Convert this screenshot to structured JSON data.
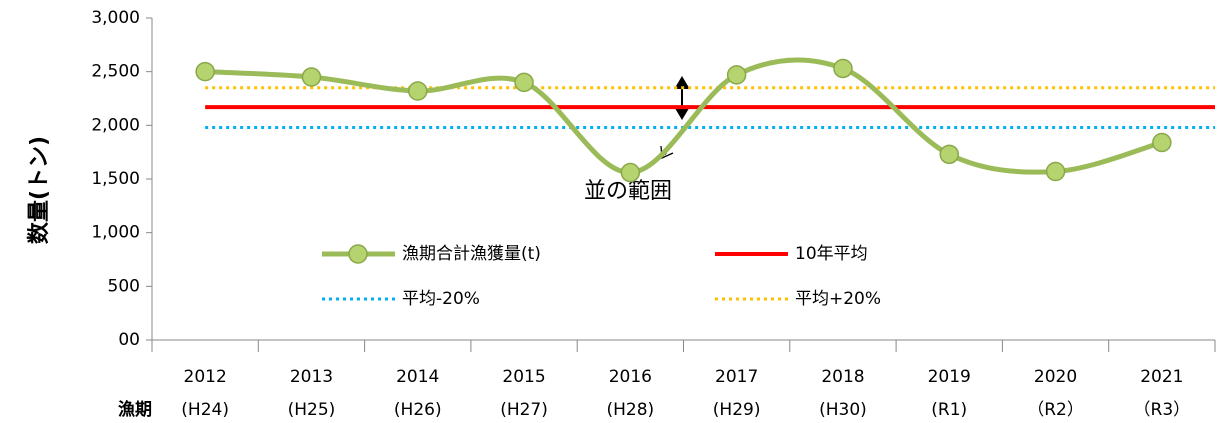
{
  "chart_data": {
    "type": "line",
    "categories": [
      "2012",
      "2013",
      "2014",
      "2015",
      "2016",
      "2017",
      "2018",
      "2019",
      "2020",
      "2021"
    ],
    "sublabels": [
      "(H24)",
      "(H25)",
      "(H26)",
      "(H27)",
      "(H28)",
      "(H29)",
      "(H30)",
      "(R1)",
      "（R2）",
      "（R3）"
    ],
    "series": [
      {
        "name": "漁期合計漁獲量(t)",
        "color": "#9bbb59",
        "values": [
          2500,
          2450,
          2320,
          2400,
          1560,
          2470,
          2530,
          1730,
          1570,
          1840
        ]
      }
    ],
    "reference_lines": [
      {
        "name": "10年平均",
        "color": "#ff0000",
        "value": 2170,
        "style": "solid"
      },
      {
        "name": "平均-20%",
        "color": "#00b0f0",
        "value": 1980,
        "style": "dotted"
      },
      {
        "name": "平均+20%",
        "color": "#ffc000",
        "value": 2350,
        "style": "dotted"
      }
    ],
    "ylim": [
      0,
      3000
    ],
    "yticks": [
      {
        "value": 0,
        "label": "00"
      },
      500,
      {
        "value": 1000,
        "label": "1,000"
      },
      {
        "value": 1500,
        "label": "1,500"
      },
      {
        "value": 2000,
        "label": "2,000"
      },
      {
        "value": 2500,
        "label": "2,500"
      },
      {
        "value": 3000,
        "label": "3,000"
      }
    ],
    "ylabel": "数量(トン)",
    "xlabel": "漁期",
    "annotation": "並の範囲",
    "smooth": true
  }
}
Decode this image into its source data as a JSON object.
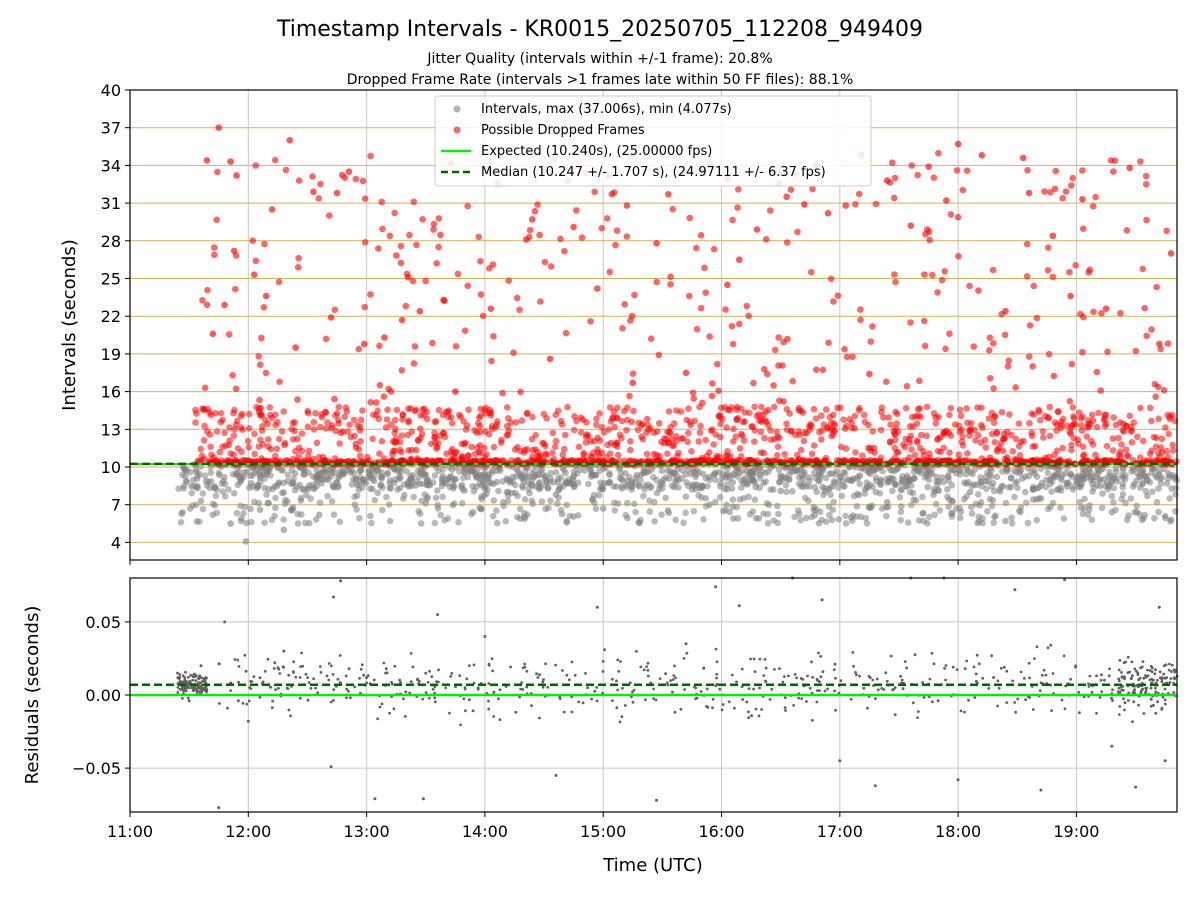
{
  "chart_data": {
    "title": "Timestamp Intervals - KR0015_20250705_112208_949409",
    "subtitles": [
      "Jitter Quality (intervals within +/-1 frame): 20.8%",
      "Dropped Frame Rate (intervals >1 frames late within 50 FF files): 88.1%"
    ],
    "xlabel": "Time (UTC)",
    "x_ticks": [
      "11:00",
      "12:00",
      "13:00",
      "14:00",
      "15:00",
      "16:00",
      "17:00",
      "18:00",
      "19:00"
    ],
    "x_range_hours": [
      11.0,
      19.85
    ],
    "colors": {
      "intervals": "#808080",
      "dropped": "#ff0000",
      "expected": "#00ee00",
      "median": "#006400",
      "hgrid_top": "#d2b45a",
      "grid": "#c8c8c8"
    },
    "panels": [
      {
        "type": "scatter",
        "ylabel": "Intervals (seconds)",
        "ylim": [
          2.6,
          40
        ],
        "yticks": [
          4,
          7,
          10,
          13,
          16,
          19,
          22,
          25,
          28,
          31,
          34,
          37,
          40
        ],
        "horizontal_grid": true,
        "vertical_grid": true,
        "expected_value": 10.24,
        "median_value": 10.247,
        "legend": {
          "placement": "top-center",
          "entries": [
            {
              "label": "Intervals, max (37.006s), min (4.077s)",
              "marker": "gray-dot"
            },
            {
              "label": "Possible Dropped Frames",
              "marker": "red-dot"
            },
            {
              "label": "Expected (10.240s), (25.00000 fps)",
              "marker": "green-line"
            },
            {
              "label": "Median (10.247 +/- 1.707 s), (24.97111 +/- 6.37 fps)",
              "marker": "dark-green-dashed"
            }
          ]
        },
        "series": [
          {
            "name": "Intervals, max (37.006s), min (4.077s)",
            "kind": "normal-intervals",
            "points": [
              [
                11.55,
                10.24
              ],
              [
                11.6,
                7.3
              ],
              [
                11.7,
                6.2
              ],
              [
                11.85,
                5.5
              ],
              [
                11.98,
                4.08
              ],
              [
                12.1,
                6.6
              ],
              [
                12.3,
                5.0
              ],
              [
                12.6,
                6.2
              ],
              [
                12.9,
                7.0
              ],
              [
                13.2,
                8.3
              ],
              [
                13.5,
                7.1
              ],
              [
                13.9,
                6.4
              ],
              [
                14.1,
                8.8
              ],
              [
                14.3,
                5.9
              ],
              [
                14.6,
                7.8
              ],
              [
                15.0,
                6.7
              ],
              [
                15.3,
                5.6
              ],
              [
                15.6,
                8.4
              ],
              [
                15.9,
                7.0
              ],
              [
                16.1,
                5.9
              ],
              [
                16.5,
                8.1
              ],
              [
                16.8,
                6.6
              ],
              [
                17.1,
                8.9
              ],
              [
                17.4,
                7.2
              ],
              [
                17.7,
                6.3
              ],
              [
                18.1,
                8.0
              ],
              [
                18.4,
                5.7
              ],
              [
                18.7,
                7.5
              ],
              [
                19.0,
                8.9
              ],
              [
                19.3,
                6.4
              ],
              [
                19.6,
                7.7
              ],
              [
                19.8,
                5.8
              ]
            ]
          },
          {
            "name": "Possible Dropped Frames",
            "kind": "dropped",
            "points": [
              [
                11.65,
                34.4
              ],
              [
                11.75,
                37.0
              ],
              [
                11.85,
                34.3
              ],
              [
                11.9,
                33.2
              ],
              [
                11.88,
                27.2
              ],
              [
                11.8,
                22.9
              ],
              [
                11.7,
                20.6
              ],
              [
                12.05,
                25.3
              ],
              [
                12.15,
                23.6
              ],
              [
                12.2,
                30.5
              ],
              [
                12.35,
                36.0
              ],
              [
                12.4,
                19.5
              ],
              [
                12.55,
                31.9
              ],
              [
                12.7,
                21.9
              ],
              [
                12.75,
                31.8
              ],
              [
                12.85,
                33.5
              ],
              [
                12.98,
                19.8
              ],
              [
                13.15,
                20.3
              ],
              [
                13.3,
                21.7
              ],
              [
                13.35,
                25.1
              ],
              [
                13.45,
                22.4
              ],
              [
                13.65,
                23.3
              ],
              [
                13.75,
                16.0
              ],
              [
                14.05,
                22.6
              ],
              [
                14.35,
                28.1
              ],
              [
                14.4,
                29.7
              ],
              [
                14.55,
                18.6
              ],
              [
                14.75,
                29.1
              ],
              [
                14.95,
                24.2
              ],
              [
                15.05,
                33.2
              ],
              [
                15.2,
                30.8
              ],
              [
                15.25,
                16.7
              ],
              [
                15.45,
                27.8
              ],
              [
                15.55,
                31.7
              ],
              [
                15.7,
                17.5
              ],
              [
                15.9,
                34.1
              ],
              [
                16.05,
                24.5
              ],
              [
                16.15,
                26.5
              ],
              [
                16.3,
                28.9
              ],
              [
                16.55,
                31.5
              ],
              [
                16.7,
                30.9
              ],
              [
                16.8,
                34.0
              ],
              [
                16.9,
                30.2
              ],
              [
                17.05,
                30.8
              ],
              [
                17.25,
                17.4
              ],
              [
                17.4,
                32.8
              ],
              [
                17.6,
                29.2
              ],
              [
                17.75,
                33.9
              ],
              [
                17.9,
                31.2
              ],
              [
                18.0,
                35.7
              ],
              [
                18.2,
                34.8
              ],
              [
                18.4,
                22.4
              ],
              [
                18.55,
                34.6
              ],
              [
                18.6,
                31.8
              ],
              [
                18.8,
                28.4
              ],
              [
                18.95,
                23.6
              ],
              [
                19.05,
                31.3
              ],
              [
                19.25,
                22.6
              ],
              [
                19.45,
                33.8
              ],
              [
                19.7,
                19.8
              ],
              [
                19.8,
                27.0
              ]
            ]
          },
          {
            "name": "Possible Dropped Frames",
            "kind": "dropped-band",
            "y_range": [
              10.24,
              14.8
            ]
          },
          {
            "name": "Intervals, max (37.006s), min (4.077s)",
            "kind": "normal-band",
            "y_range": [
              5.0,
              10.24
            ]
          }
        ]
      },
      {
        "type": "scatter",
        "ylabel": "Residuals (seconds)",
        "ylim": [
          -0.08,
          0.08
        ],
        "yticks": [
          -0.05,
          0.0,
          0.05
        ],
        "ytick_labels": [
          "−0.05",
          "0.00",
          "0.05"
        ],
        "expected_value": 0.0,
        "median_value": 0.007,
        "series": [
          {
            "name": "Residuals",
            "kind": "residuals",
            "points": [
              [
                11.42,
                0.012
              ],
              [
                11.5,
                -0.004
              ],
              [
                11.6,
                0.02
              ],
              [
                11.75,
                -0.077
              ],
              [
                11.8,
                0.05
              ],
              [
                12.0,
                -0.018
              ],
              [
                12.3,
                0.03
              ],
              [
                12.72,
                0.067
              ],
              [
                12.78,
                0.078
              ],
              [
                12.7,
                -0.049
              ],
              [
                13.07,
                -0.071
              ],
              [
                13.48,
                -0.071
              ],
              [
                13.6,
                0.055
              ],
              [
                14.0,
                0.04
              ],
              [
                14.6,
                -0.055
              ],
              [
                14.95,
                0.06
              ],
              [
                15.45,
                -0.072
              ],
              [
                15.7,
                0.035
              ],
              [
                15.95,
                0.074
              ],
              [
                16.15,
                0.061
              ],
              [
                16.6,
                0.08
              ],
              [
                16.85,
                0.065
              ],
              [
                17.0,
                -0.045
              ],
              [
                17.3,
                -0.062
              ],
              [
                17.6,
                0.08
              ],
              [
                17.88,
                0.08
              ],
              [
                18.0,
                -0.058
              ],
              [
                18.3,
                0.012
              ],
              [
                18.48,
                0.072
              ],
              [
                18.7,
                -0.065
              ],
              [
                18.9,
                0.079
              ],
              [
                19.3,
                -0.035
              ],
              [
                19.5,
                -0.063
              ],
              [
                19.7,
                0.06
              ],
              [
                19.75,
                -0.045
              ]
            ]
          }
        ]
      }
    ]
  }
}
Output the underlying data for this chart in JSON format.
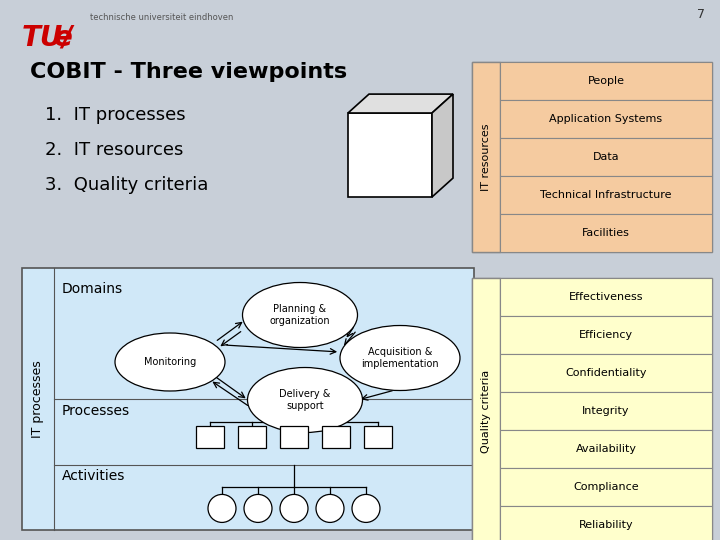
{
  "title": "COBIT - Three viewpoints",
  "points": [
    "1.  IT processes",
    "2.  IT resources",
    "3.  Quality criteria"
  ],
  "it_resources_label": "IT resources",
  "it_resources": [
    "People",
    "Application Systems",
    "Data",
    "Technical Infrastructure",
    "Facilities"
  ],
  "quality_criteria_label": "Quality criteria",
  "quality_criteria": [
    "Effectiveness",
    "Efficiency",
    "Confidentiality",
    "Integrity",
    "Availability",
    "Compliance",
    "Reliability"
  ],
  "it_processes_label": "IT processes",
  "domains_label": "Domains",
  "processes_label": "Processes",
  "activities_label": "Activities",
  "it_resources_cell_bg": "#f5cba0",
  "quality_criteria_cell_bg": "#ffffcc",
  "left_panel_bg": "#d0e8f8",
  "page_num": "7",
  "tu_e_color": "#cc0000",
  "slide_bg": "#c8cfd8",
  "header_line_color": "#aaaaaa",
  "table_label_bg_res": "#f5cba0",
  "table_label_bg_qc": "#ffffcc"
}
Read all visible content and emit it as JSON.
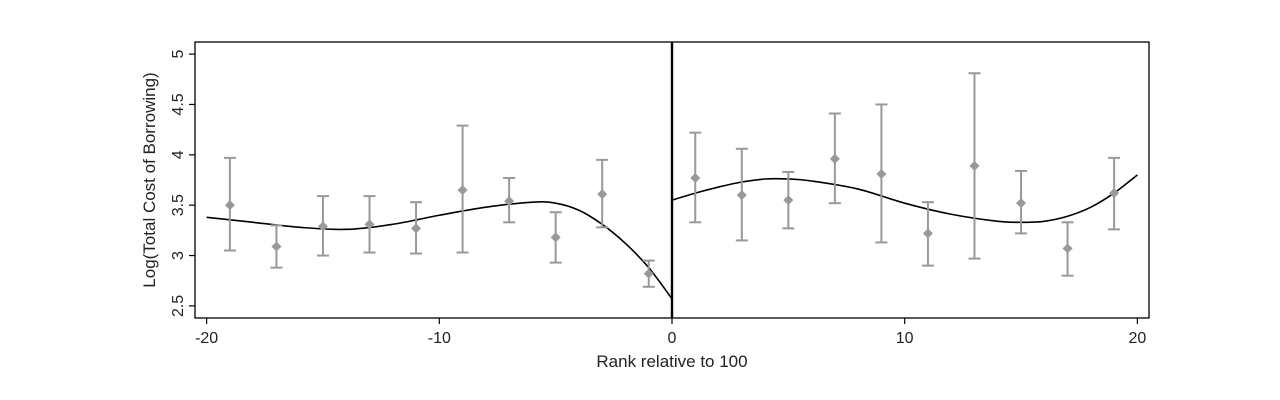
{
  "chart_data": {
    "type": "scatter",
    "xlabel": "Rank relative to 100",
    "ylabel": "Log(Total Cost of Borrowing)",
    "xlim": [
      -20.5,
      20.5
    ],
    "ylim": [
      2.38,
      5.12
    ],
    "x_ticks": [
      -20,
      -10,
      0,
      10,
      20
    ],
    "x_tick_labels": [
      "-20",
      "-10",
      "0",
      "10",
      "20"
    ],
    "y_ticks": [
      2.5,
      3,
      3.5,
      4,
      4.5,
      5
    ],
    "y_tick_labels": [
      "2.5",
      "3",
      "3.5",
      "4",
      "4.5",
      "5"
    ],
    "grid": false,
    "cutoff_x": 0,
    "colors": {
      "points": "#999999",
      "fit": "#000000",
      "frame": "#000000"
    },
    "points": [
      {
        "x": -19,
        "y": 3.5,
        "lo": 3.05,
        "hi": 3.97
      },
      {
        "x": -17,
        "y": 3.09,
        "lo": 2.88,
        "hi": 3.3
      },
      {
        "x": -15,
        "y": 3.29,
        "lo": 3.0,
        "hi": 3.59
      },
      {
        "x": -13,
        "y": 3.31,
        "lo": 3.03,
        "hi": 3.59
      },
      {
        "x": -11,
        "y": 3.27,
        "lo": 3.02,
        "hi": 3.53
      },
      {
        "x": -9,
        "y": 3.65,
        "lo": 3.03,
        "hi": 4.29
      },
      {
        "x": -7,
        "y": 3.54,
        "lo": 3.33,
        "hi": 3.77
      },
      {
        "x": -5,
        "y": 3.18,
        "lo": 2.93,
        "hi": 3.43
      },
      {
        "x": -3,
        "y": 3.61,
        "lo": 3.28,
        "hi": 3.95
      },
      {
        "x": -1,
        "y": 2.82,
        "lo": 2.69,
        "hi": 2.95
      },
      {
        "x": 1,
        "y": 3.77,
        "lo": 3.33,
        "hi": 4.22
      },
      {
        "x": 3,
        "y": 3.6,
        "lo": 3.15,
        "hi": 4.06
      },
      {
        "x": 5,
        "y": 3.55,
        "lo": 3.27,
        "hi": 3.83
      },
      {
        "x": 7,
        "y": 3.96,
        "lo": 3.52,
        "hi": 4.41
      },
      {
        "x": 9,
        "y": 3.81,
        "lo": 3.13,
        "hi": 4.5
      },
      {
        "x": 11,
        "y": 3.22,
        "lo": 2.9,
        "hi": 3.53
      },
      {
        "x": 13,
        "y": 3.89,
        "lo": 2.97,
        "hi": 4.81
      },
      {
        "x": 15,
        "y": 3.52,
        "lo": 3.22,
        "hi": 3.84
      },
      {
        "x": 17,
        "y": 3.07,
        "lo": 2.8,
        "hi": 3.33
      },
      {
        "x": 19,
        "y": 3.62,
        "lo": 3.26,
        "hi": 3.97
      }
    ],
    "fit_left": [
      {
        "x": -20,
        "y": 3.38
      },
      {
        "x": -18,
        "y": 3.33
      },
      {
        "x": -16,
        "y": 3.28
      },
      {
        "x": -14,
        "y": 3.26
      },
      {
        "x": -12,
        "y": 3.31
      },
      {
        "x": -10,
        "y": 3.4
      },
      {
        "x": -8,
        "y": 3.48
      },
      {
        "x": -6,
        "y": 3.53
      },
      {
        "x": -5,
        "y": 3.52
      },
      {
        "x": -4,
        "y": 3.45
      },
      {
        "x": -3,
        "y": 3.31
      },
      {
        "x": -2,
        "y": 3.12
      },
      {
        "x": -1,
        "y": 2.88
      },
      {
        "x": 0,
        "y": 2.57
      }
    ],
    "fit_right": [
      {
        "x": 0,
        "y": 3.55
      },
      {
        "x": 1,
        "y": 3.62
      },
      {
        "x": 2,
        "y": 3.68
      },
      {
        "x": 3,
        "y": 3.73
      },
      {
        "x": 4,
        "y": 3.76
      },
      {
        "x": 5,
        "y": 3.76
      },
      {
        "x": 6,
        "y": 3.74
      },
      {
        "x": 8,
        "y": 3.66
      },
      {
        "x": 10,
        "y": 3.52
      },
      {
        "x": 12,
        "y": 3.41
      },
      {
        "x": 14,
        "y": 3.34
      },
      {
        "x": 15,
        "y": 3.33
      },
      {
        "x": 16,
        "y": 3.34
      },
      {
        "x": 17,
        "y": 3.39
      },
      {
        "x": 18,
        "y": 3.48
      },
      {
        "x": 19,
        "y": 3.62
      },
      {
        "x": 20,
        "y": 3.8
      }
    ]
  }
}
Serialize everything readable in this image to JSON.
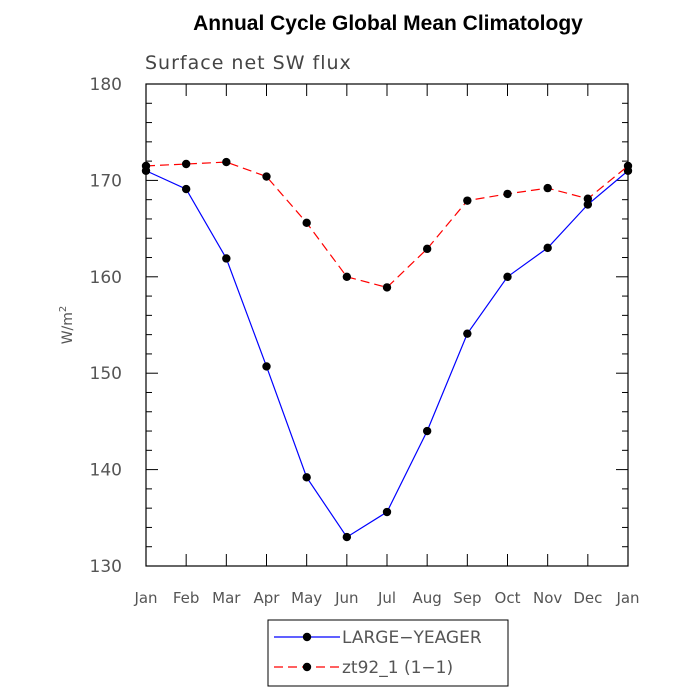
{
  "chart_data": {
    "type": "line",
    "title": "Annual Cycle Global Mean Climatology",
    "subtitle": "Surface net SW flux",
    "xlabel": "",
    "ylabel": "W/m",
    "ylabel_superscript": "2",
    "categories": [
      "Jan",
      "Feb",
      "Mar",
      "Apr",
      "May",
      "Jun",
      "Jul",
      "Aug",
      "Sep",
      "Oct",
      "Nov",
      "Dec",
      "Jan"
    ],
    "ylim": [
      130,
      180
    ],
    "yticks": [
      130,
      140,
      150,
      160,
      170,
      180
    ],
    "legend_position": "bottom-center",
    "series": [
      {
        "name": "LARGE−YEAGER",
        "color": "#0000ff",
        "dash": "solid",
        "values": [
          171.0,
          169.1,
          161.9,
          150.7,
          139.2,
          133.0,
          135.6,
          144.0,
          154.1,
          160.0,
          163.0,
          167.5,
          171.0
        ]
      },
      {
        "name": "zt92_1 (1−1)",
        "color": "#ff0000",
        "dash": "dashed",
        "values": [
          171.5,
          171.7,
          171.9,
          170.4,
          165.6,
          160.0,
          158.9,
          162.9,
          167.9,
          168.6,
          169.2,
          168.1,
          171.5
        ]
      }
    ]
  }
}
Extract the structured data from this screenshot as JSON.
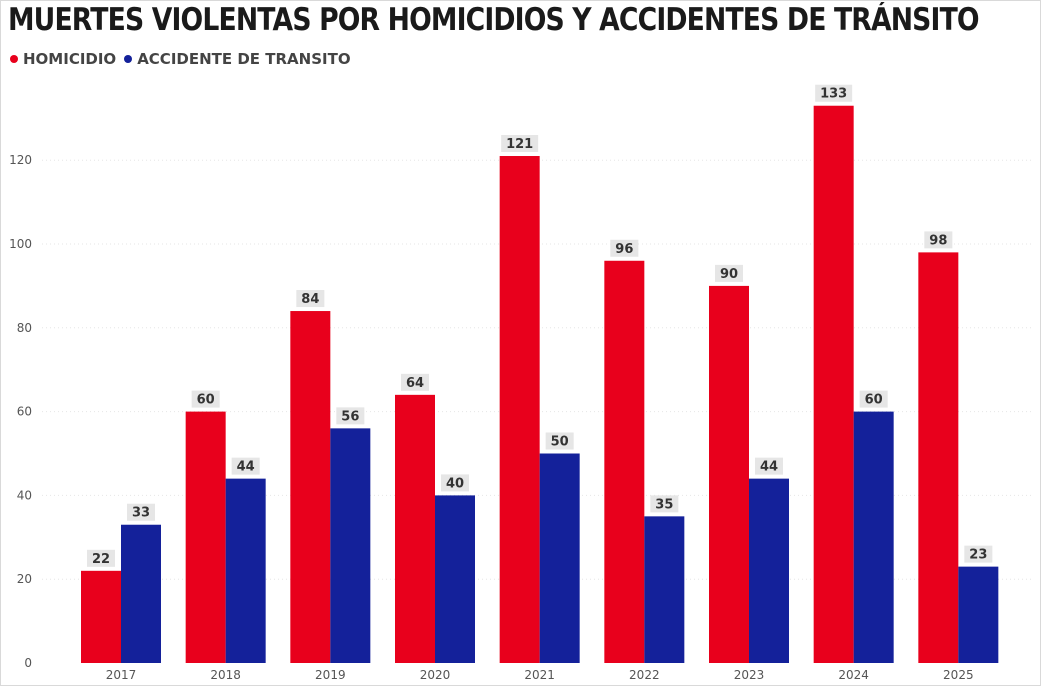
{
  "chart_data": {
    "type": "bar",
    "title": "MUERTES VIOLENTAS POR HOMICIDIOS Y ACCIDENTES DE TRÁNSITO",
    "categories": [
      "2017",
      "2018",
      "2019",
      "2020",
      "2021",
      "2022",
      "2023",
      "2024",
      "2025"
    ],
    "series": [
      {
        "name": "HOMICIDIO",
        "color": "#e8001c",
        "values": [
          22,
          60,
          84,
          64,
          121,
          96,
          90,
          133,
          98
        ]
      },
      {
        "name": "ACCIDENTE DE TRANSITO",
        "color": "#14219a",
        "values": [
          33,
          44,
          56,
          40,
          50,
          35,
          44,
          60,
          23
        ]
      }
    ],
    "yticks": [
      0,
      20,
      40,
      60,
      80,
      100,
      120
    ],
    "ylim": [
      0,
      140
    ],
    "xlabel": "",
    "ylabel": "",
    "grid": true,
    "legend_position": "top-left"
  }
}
◇ ◇ ◇ ◇
**Task goal**
Go through the listing above and locate each line that holds the word "green". Copy those lines.

**Answer for this exercise**
              "marker": "green-line"
              "marker": "dark-green-dashed"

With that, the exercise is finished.